··· Records ···

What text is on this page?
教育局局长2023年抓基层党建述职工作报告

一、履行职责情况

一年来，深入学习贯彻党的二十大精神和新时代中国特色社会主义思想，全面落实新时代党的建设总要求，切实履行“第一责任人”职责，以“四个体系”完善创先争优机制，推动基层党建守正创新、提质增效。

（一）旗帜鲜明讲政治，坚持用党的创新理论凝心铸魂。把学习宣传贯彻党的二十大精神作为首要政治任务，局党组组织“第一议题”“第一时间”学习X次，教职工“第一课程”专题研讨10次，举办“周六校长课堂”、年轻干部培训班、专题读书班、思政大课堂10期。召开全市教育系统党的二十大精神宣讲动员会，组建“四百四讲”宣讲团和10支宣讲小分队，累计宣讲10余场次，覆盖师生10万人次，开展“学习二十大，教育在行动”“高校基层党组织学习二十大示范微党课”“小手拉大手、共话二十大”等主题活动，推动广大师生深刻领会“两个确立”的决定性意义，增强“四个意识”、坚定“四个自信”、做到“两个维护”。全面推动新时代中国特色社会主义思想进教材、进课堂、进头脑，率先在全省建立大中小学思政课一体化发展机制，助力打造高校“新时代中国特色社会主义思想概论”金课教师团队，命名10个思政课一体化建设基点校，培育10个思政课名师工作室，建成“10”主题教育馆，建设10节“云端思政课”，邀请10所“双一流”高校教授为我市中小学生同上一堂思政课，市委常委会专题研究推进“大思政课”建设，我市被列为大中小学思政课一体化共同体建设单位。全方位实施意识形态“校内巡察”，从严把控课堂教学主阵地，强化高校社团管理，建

···

**Given problem**: Restate the listing in full, word for word.

**Task response**:
What text is on this page?
教育局局长2023年抓基层党建述职工作报告

一、履行职责情况

一年来，深入学习贯彻党的二十大精神和新时代中国特色社会主义思想，全面落实新时代党的建设总要求，切实履行“第一责任人”职责，以“四个体系”完善创先争优机制，推动基层党建守正创新、提质增效。

（一）旗帜鲜明讲政治，坚持用党的创新理论凝心铸魂。把学习宣传贯彻党的二十大精神作为首要政治任务，局党组组织“第一议题”“第一时间”学习X次，教职工“第一课程”专题研讨10次，举办“周六校长课堂”、年轻干部培训班、专题读书班、思政大课堂10期。召开全市教育系统党的二十大精神宣讲动员会，组建“四百四讲”宣讲团和10支宣讲小分队，累计宣讲10余场次，覆盖师生10万人次，开展“学习二十大，教育在行动”“高校基层党组织学习二十大示范微党课”“小手拉大手、共话二十大”等主题活动，推动广大师生深刻领会“两个确立”的决定性意义，增强“四个意识”、坚定“四个自信”、做到“两个维护”。全面推动新时代中国特色社会主义思想进教材、进课堂、进头脑，率先在全省建立大中小学思政课一体化发展机制，助力打造高校“新时代中国特色社会主义思想概论”金课教师团队，命名10个思政课一体化建设基点校，培育10个思政课名师工作室，建成“10”主题教育馆，建设10节“云端思政课”，邀请10所“双一流”高校教授为我市中小学生同上一堂思政课，市委常委会专题研究推进“大思政课”建设，我市被列为大中小学思政课一体化共同体建设单位。全方位实施意识形态“校内巡察”，从严把控课堂教学主阵地，强化高校社团管理，建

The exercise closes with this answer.